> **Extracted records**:
━━━━
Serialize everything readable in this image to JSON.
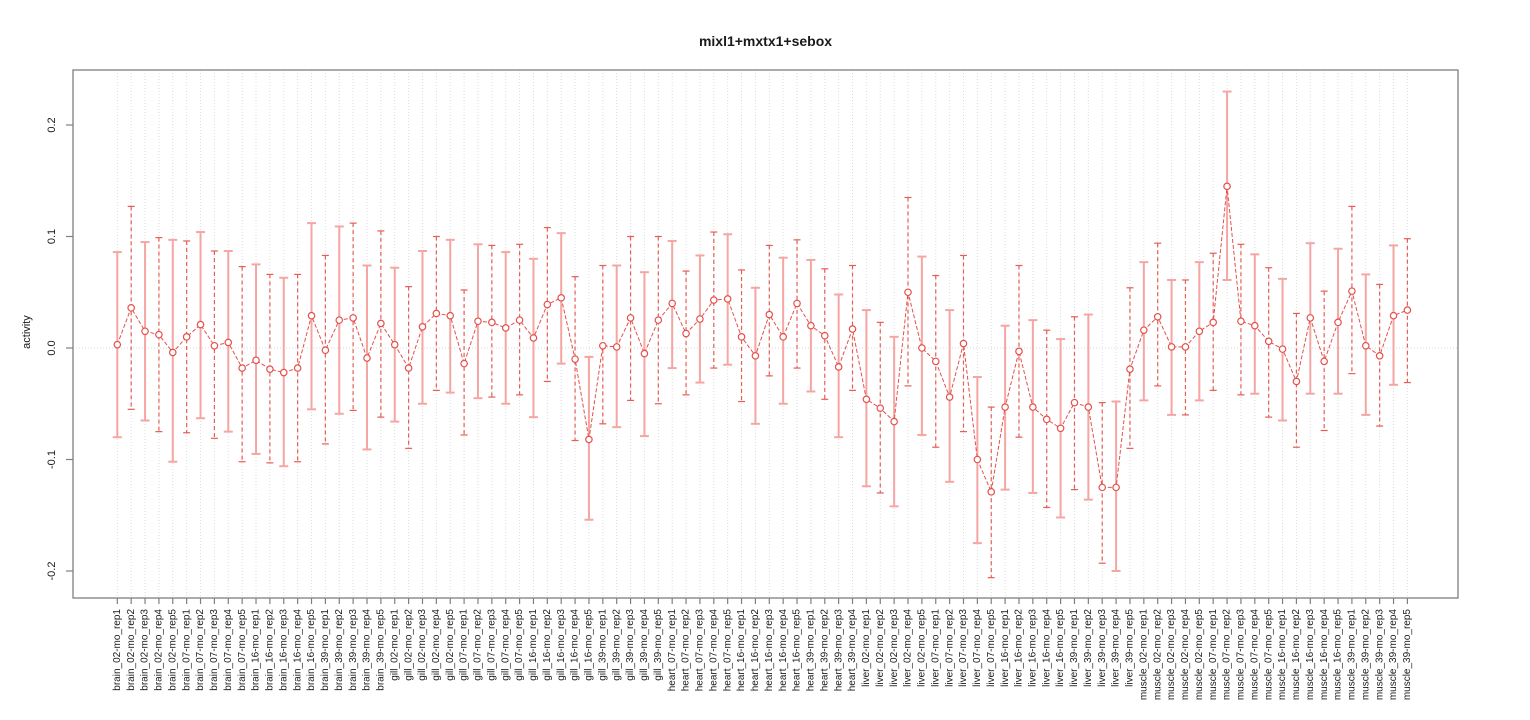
{
  "title": "mixl1+mxtx1+sebox",
  "chart_data": {
    "type": "scatter",
    "title": "mixl1+mxtx1+sebox",
    "xlabel": "",
    "ylabel": "activity",
    "legend_position": "none",
    "grid": "dotted vertical line at every category; dotted horizontal line at 0",
    "y_ticks": [
      0.2,
      0.1,
      0.0,
      -0.1,
      -0.2
    ],
    "ylim": [
      -0.224,
      0.249
    ],
    "marker": "open-circle",
    "line_style": "dashed",
    "point_color": "#e4504c",
    "solid_bar_color": "#f5a6a2",
    "dashed_bar_color": "#e85d55",
    "grid_color": "#dcdcdc",
    "frame_color": "#7f7f7f",
    "categories": [
      "brain_02-mo_rep1",
      "brain_02-mo_rep2",
      "brain_02-mo_rep3",
      "brain_02-mo_rep4",
      "brain_02-mo_rep5",
      "brain_07-mo_rep1",
      "brain_07-mo_rep2",
      "brain_07-mo_rep3",
      "brain_07-mo_rep4",
      "brain_07-mo_rep5",
      "brain_16-mo_rep1",
      "brain_16-mo_rep2",
      "brain_16-mo_rep3",
      "brain_16-mo_rep4",
      "brain_16-mo_rep5",
      "brain_39-mo_rep1",
      "brain_39-mo_rep2",
      "brain_39-mo_rep3",
      "brain_39-mo_rep4",
      "brain_39-mo_rep5",
      "gill_02-mo_rep1",
      "gill_02-mo_rep2",
      "gill_02-mo_rep3",
      "gill_02-mo_rep4",
      "gill_02-mo_rep5",
      "gill_07-mo_rep1",
      "gill_07-mo_rep2",
      "gill_07-mo_rep3",
      "gill_07-mo_rep4",
      "gill_07-mo_rep5",
      "gill_16-mo_rep1",
      "gill_16-mo_rep2",
      "gill_16-mo_rep3",
      "gill_16-mo_rep4",
      "gill_16-mo_rep5",
      "gill_39-mo_rep1",
      "gill_39-mo_rep2",
      "gill_39-mo_rep3",
      "gill_39-mo_rep4",
      "gill_39-mo_rep5",
      "heart_07-mo_rep1",
      "heart_07-mo_rep2",
      "heart_07-mo_rep3",
      "heart_07-mo_rep4",
      "heart_07-mo_rep5",
      "heart_16-mo_rep1",
      "heart_16-mo_rep2",
      "heart_16-mo_rep3",
      "heart_16-mo_rep4",
      "heart_16-mo_rep5",
      "heart_39-mo_rep1",
      "heart_39-mo_rep2",
      "heart_39-mo_rep3",
      "heart_39-mo_rep4",
      "liver_02-mo_rep1",
      "liver_02-mo_rep2",
      "liver_02-mo_rep3",
      "liver_02-mo_rep4",
      "liver_02-mo_rep5",
      "liver_07-mo_rep1",
      "liver_07-mo_rep2",
      "liver_07-mo_rep3",
      "liver_07-mo_rep4",
      "liver_07-mo_rep5",
      "liver_16-mo_rep1",
      "liver_16-mo_rep2",
      "liver_16-mo_rep3",
      "liver_16-mo_rep4",
      "liver_16-mo_rep5",
      "liver_39-mo_rep1",
      "liver_39-mo_rep2",
      "liver_39-mo_rep3",
      "liver_39-mo_rep4",
      "liver_39-mo_rep5",
      "muscle_02-mo_rep1",
      "muscle_02-mo_rep2",
      "muscle_02-mo_rep3",
      "muscle_02-mo_rep4",
      "muscle_02-mo_rep5",
      "muscle_07-mo_rep1",
      "muscle_07-mo_rep2",
      "muscle_07-mo_rep3",
      "muscle_07-mo_rep4",
      "muscle_07-mo_rep5",
      "muscle_16-mo_rep1",
      "muscle_16-mo_rep2",
      "muscle_16-mo_rep3",
      "muscle_16-mo_rep4",
      "muscle_16-mo_rep5",
      "muscle_39-mo_rep1",
      "muscle_39-mo_rep2",
      "muscle_39-mo_rep3",
      "muscle_39-mo_rep4",
      "muscle_39-mo_rep5"
    ],
    "series": [
      {
        "name": "activity",
        "values": [
          0.003,
          0.036,
          0.015,
          0.012,
          -0.004,
          0.01,
          0.021,
          0.002,
          0.005,
          -0.018,
          -0.011,
          -0.019,
          -0.022,
          -0.018,
          0.029,
          -0.002,
          0.025,
          0.027,
          -0.009,
          0.022,
          0.003,
          -0.018,
          0.019,
          0.031,
          0.029,
          -0.014,
          0.024,
          0.023,
          0.018,
          0.025,
          0.009,
          0.039,
          0.045,
          -0.01,
          -0.082,
          0.002,
          0.001,
          0.027,
          -0.005,
          0.025,
          0.04,
          0.013,
          0.026,
          0.043,
          0.044,
          0.01,
          -0.007,
          0.03,
          0.01,
          0.04,
          0.02,
          0.011,
          -0.017,
          0.017,
          -0.046,
          -0.054,
          -0.066,
          0.05,
          0.0,
          -0.012,
          -0.044,
          0.004,
          -0.1,
          -0.129,
          -0.053,
          -0.003,
          -0.053,
          -0.064,
          -0.072,
          -0.049,
          -0.053,
          -0.125,
          -0.125,
          -0.019,
          0.016,
          0.028,
          0.001,
          0.001,
          0.015,
          0.023,
          0.145,
          0.024,
          0.02,
          0.006,
          -0.001,
          -0.03,
          0.027,
          -0.012,
          0.023,
          0.051,
          0.002,
          -0.007,
          0.029,
          0.034
        ]
      }
    ],
    "upper": [
      0.086,
      0.127,
      0.095,
      0.099,
      0.097,
      0.096,
      0.104,
      0.087,
      0.087,
      0.073,
      0.075,
      0.066,
      0.063,
      0.066,
      0.112,
      0.083,
      0.109,
      0.112,
      0.074,
      0.105,
      0.072,
      0.055,
      0.087,
      0.1,
      0.097,
      0.052,
      0.093,
      0.092,
      0.086,
      0.093,
      0.08,
      0.108,
      0.103,
      0.064,
      -0.008,
      0.074,
      0.074,
      0.1,
      0.068,
      0.1,
      0.096,
      0.069,
      0.083,
      0.104,
      0.102,
      0.07,
      0.054,
      0.092,
      0.081,
      0.097,
      0.079,
      0.071,
      0.048,
      0.074,
      0.034,
      0.023,
      0.01,
      0.135,
      0.082,
      0.065,
      0.034,
      0.083,
      -0.026,
      -0.053,
      0.02,
      0.074,
      0.025,
      0.016,
      0.008,
      0.028,
      0.03,
      -0.049,
      -0.048,
      0.054,
      0.077,
      0.094,
      0.061,
      0.061,
      0.077,
      0.085,
      0.23,
      0.093,
      0.084,
      0.072,
      0.062,
      0.031,
      0.094,
      0.051,
      0.089,
      0.127,
      0.066,
      0.057,
      0.092,
      0.098
    ],
    "lower": [
      -0.08,
      -0.055,
      -0.065,
      -0.075,
      -0.102,
      -0.076,
      -0.063,
      -0.081,
      -0.075,
      -0.102,
      -0.095,
      -0.103,
      -0.106,
      -0.102,
      -0.055,
      -0.086,
      -0.059,
      -0.056,
      -0.091,
      -0.062,
      -0.066,
      -0.09,
      -0.05,
      -0.038,
      -0.04,
      -0.078,
      -0.045,
      -0.044,
      -0.05,
      -0.042,
      -0.062,
      -0.03,
      -0.014,
      -0.083,
      -0.154,
      -0.068,
      -0.071,
      -0.047,
      -0.079,
      -0.05,
      -0.018,
      -0.042,
      -0.031,
      -0.018,
      -0.015,
      -0.048,
      -0.068,
      -0.025,
      -0.05,
      -0.018,
      -0.039,
      -0.046,
      -0.08,
      -0.038,
      -0.124,
      -0.13,
      -0.142,
      -0.034,
      -0.078,
      -0.089,
      -0.12,
      -0.075,
      -0.175,
      -0.206,
      -0.127,
      -0.08,
      -0.13,
      -0.143,
      -0.152,
      -0.127,
      -0.136,
      -0.193,
      -0.2,
      -0.09,
      -0.047,
      -0.034,
      -0.06,
      -0.06,
      -0.047,
      -0.038,
      0.061,
      -0.042,
      -0.041,
      -0.062,
      -0.065,
      -0.089,
      -0.041,
      -0.074,
      -0.041,
      -0.023,
      -0.06,
      -0.07,
      -0.033,
      -0.031
    ]
  }
}
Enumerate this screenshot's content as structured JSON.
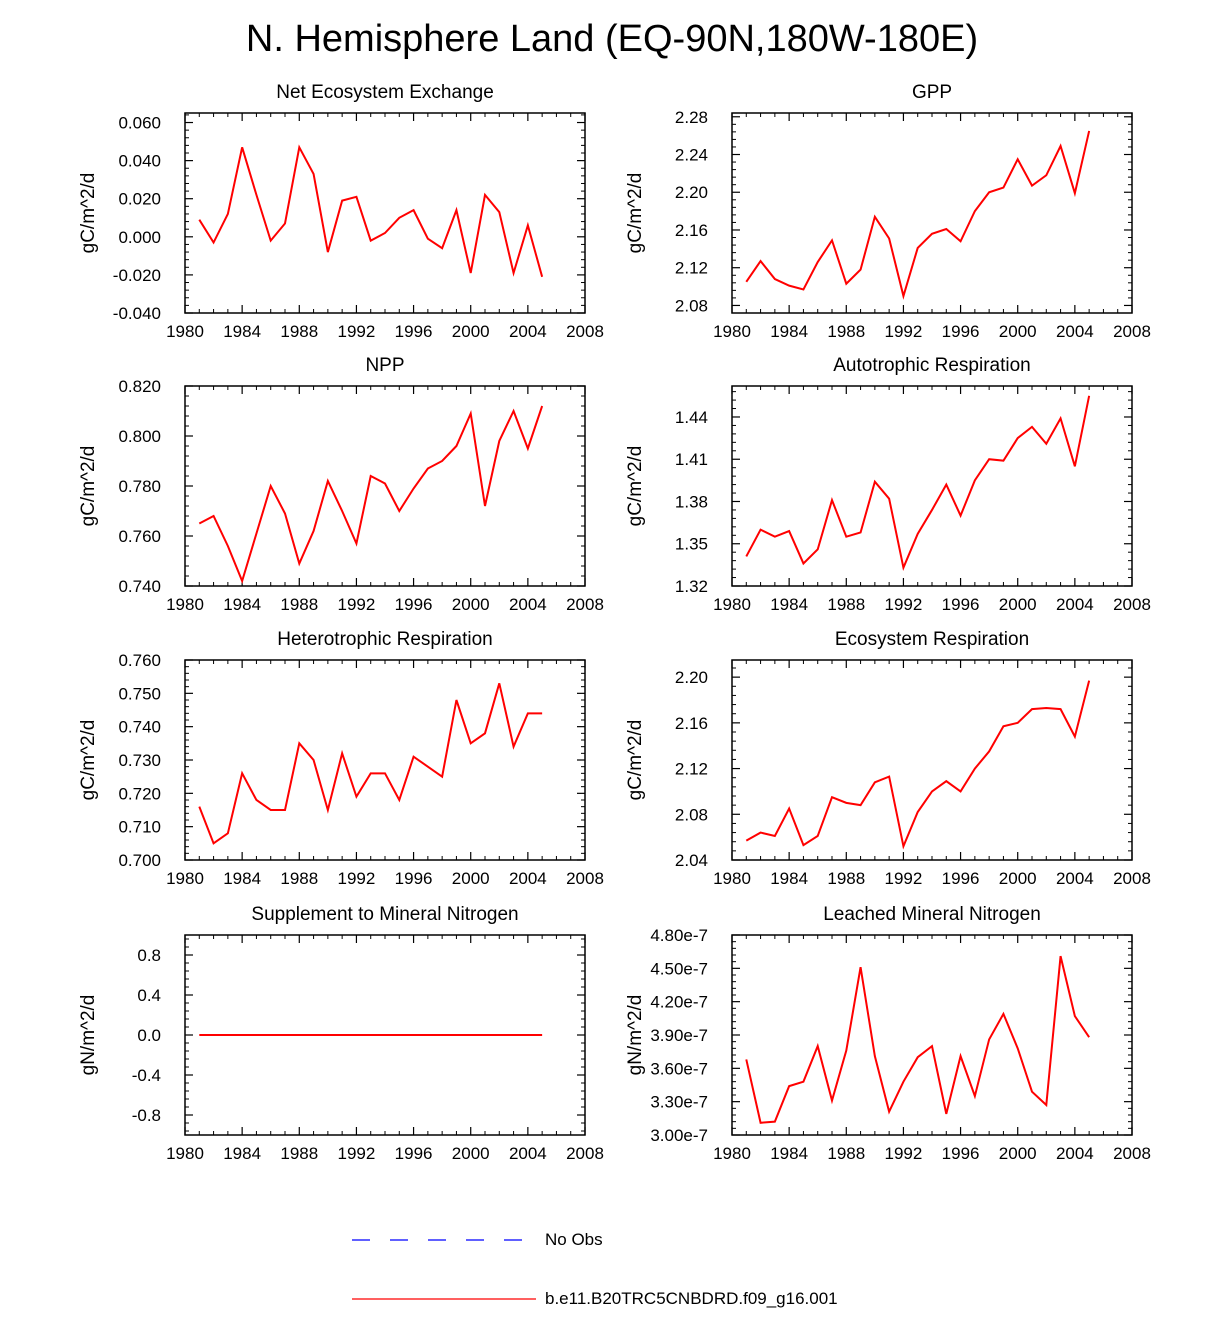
{
  "title": "N. Hemisphere Land (EQ-90N,180W-180E)",
  "colors": {
    "model": "#ff0000",
    "obs": "#0000ff",
    "axis": "#000000"
  },
  "legend": [
    {
      "label": "No Obs",
      "style": "dashed",
      "color": "#0000ff"
    },
    {
      "label": "b.e11.B20TRC5CNBDRD.f09_g16.001",
      "style": "solid",
      "color": "#ff0000"
    }
  ],
  "chart_data": [
    {
      "type": "line",
      "title": "Net Ecosystem Exchange",
      "ylabel": "gC/m^2/d",
      "xlabel": "",
      "xlim": [
        1980,
        2008
      ],
      "xticks": [
        1980,
        1984,
        1988,
        1992,
        1996,
        2000,
        2004,
        2008
      ],
      "xtick_labels": [
        "1980",
        "1984",
        "1988",
        "1992",
        "1996",
        "2000",
        "2004",
        "2008"
      ],
      "ylim": [
        -0.04,
        0.065
      ],
      "yticks": [
        -0.04,
        -0.02,
        0.0,
        0.02,
        0.04,
        0.06
      ],
      "ytick_labels": [
        "-0.040",
        "-0.020",
        "0.000",
        "0.020",
        "0.040",
        "0.060"
      ],
      "x": [
        1981,
        1982,
        1983,
        1984,
        1985,
        1986,
        1987,
        1988,
        1989,
        1990,
        1991,
        1992,
        1993,
        1994,
        1995,
        1996,
        1997,
        1998,
        1999,
        2000,
        2001,
        2002,
        2003,
        2004,
        2005
      ],
      "values": [
        0.009,
        -0.003,
        0.012,
        0.047,
        0.022,
        -0.002,
        0.007,
        0.047,
        0.033,
        -0.008,
        0.019,
        0.021,
        -0.002,
        0.002,
        0.01,
        0.014,
        -0.001,
        -0.006,
        0.014,
        -0.019,
        0.022,
        0.013,
        -0.019,
        0.006,
        -0.021
      ]
    },
    {
      "type": "line",
      "title": "GPP",
      "ylabel": "gC/m^2/d",
      "xlabel": "",
      "xlim": [
        1980,
        2008
      ],
      "xticks": [
        1980,
        1984,
        1988,
        1992,
        1996,
        2000,
        2004,
        2008
      ],
      "xtick_labels": [
        "1980",
        "1984",
        "1988",
        "1992",
        "1996",
        "2000",
        "2004",
        "2008"
      ],
      "ylim": [
        2.072,
        2.284
      ],
      "yticks": [
        2.08,
        2.12,
        2.16,
        2.2,
        2.24,
        2.28
      ],
      "ytick_labels": [
        "2.08",
        "2.12",
        "2.16",
        "2.20",
        "2.24",
        "2.28"
      ],
      "x": [
        1981,
        1982,
        1983,
        1984,
        1985,
        1986,
        1987,
        1988,
        1989,
        1990,
        1991,
        1992,
        1993,
        1994,
        1995,
        1996,
        1997,
        1998,
        1999,
        2000,
        2001,
        2002,
        2003,
        2004,
        2005
      ],
      "values": [
        2.105,
        2.127,
        2.108,
        2.101,
        2.097,
        2.126,
        2.149,
        2.103,
        2.118,
        2.174,
        2.151,
        2.09,
        2.141,
        2.156,
        2.161,
        2.148,
        2.18,
        2.2,
        2.205,
        2.235,
        2.207,
        2.218,
        2.249,
        2.199,
        2.265
      ]
    },
    {
      "type": "line",
      "title": "NPP",
      "ylabel": "gC/m^2/d",
      "xlabel": "",
      "xlim": [
        1980,
        2008
      ],
      "xticks": [
        1980,
        1984,
        1988,
        1992,
        1996,
        2000,
        2004,
        2008
      ],
      "xtick_labels": [
        "1980",
        "1984",
        "1988",
        "1992",
        "1996",
        "2000",
        "2004",
        "2008"
      ],
      "ylim": [
        0.74,
        0.82
      ],
      "yticks": [
        0.74,
        0.76,
        0.78,
        0.8,
        0.82
      ],
      "ytick_labels": [
        "0.740",
        "0.760",
        "0.780",
        "0.800",
        "0.820"
      ],
      "x": [
        1981,
        1982,
        1983,
        1984,
        1985,
        1986,
        1987,
        1988,
        1989,
        1990,
        1991,
        1992,
        1993,
        1994,
        1995,
        1996,
        1997,
        1998,
        1999,
        2000,
        2001,
        2002,
        2003,
        2004,
        2005
      ],
      "values": [
        0.765,
        0.768,
        0.756,
        0.742,
        0.761,
        0.78,
        0.769,
        0.749,
        0.762,
        0.782,
        0.77,
        0.757,
        0.784,
        0.781,
        0.77,
        0.779,
        0.787,
        0.79,
        0.796,
        0.809,
        0.772,
        0.798,
        0.81,
        0.795,
        0.812
      ]
    },
    {
      "type": "line",
      "title": "Autotrophic Respiration",
      "ylabel": "gC/m^2/d",
      "xlabel": "",
      "xlim": [
        1980,
        2008
      ],
      "xticks": [
        1980,
        1984,
        1988,
        1992,
        1996,
        2000,
        2004,
        2008
      ],
      "xtick_labels": [
        "1980",
        "1984",
        "1988",
        "1992",
        "1996",
        "2000",
        "2004",
        "2008"
      ],
      "ylim": [
        1.32,
        1.462
      ],
      "yticks": [
        1.32,
        1.35,
        1.38,
        1.41,
        1.44
      ],
      "ytick_labels": [
        "1.32",
        "1.35",
        "1.38",
        "1.41",
        "1.44"
      ],
      "x": [
        1981,
        1982,
        1983,
        1984,
        1985,
        1986,
        1987,
        1988,
        1989,
        1990,
        1991,
        1992,
        1993,
        1994,
        1995,
        1996,
        1997,
        1998,
        1999,
        2000,
        2001,
        2002,
        2003,
        2004,
        2005
      ],
      "values": [
        1.341,
        1.36,
        1.355,
        1.359,
        1.336,
        1.346,
        1.381,
        1.355,
        1.358,
        1.394,
        1.382,
        1.333,
        1.357,
        1.374,
        1.392,
        1.37,
        1.395,
        1.41,
        1.409,
        1.425,
        1.433,
        1.421,
        1.439,
        1.405,
        1.455
      ]
    },
    {
      "type": "line",
      "title": "Heterotrophic Respiration",
      "ylabel": "gC/m^2/d",
      "xlabel": "",
      "xlim": [
        1980,
        2008
      ],
      "xticks": [
        1980,
        1984,
        1988,
        1992,
        1996,
        2000,
        2004,
        2008
      ],
      "xtick_labels": [
        "1980",
        "1984",
        "1988",
        "1992",
        "1996",
        "2000",
        "2004",
        "2008"
      ],
      "ylim": [
        0.7,
        0.76
      ],
      "yticks": [
        0.7,
        0.71,
        0.72,
        0.73,
        0.74,
        0.75,
        0.76
      ],
      "ytick_labels": [
        "0.700",
        "0.710",
        "0.720",
        "0.730",
        "0.740",
        "0.750",
        "0.760"
      ],
      "x": [
        1981,
        1982,
        1983,
        1984,
        1985,
        1986,
        1987,
        1988,
        1989,
        1990,
        1991,
        1992,
        1993,
        1994,
        1995,
        1996,
        1997,
        1998,
        1999,
        2000,
        2001,
        2002,
        2003,
        2004,
        2005
      ],
      "values": [
        0.716,
        0.705,
        0.708,
        0.726,
        0.718,
        0.715,
        0.715,
        0.735,
        0.73,
        0.715,
        0.732,
        0.719,
        0.726,
        0.726,
        0.718,
        0.731,
        0.728,
        0.725,
        0.748,
        0.735,
        0.738,
        0.753,
        0.734,
        0.744,
        0.744
      ]
    },
    {
      "type": "line",
      "title": "Ecosystem Respiration",
      "ylabel": "gC/m^2/d",
      "xlabel": "",
      "xlim": [
        1980,
        2008
      ],
      "xticks": [
        1980,
        1984,
        1988,
        1992,
        1996,
        2000,
        2004,
        2008
      ],
      "xtick_labels": [
        "1980",
        "1984",
        "1988",
        "1992",
        "1996",
        "2000",
        "2004",
        "2008"
      ],
      "ylim": [
        2.04,
        2.215
      ],
      "yticks": [
        2.04,
        2.08,
        2.12,
        2.16,
        2.2
      ],
      "ytick_labels": [
        "2.04",
        "2.08",
        "2.12",
        "2.16",
        "2.20"
      ],
      "x": [
        1981,
        1982,
        1983,
        1984,
        1985,
        1986,
        1987,
        1988,
        1989,
        1990,
        1991,
        1992,
        1993,
        1994,
        1995,
        1996,
        1997,
        1998,
        1999,
        2000,
        2001,
        2002,
        2003,
        2004,
        2005
      ],
      "values": [
        2.057,
        2.064,
        2.061,
        2.085,
        2.053,
        2.061,
        2.095,
        2.09,
        2.088,
        2.108,
        2.113,
        2.052,
        2.082,
        2.1,
        2.109,
        2.1,
        2.12,
        2.135,
        2.157,
        2.16,
        2.172,
        2.173,
        2.172,
        2.148,
        2.197
      ]
    },
    {
      "type": "line",
      "title": "Supplement to Mineral Nitrogen",
      "ylabel": "gN/m^2/d",
      "xlabel": "",
      "xlim": [
        1980,
        2008
      ],
      "xticks": [
        1980,
        1984,
        1988,
        1992,
        1996,
        2000,
        2004,
        2008
      ],
      "xtick_labels": [
        "1980",
        "1984",
        "1988",
        "1992",
        "1996",
        "2000",
        "2004",
        "2008"
      ],
      "ylim": [
        -1.0,
        1.0
      ],
      "yticks": [
        -0.8,
        -0.4,
        0.0,
        0.4,
        0.8
      ],
      "ytick_labels": [
        "-0.8",
        "-0.4",
        "0.0",
        "0.4",
        "0.8"
      ],
      "x": [
        1981,
        1982,
        1983,
        1984,
        1985,
        1986,
        1987,
        1988,
        1989,
        1990,
        1991,
        1992,
        1993,
        1994,
        1995,
        1996,
        1997,
        1998,
        1999,
        2000,
        2001,
        2002,
        2003,
        2004,
        2005
      ],
      "values": [
        0,
        0,
        0,
        0,
        0,
        0,
        0,
        0,
        0,
        0,
        0,
        0,
        0,
        0,
        0,
        0,
        0,
        0,
        0,
        0,
        0,
        0,
        0,
        0,
        0
      ]
    },
    {
      "type": "line",
      "title": "Leached Mineral Nitrogen",
      "ylabel": "gN/m^2/d",
      "xlabel": "",
      "xlim": [
        1980,
        2008
      ],
      "xticks": [
        1980,
        1984,
        1988,
        1992,
        1996,
        2000,
        2004,
        2008
      ],
      "xtick_labels": [
        "1980",
        "1984",
        "1988",
        "1992",
        "1996",
        "2000",
        "2004",
        "2008"
      ],
      "ylim": [
        3e-07,
        4.8e-07
      ],
      "yticks": [
        3e-07,
        3.3e-07,
        3.6e-07,
        3.9e-07,
        4.2e-07,
        4.5e-07,
        4.8e-07
      ],
      "ytick_labels": [
        "3.00e-7",
        "3.30e-7",
        "3.60e-7",
        "3.90e-7",
        "4.20e-7",
        "4.50e-7",
        "4.80e-7"
      ],
      "x": [
        1981,
        1982,
        1983,
        1984,
        1985,
        1986,
        1987,
        1988,
        1989,
        1990,
        1991,
        1992,
        1993,
        1994,
        1995,
        1996,
        1997,
        1998,
        1999,
        2000,
        2001,
        2002,
        2003,
        2004,
        2005
      ],
      "values": [
        3.68e-07,
        3.11e-07,
        3.12e-07,
        3.44e-07,
        3.48e-07,
        3.8e-07,
        3.31e-07,
        3.76e-07,
        4.51e-07,
        3.71e-07,
        3.21e-07,
        3.48e-07,
        3.7e-07,
        3.8e-07,
        3.19e-07,
        3.71e-07,
        3.35e-07,
        3.86e-07,
        4.09e-07,
        3.78e-07,
        3.39e-07,
        3.27e-07,
        4.61e-07,
        4.07e-07,
        3.88e-07
      ]
    }
  ]
}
━━━━
> **What this task involves**:
Scan the records for the string "Respiration". Copy each line in which it appears.

> **Answer to the exercise**:
      "title": "Autotrophic Respiration",
      "title": "Heterotrophic Respiration",
      "title": "Ecosystem Respiration",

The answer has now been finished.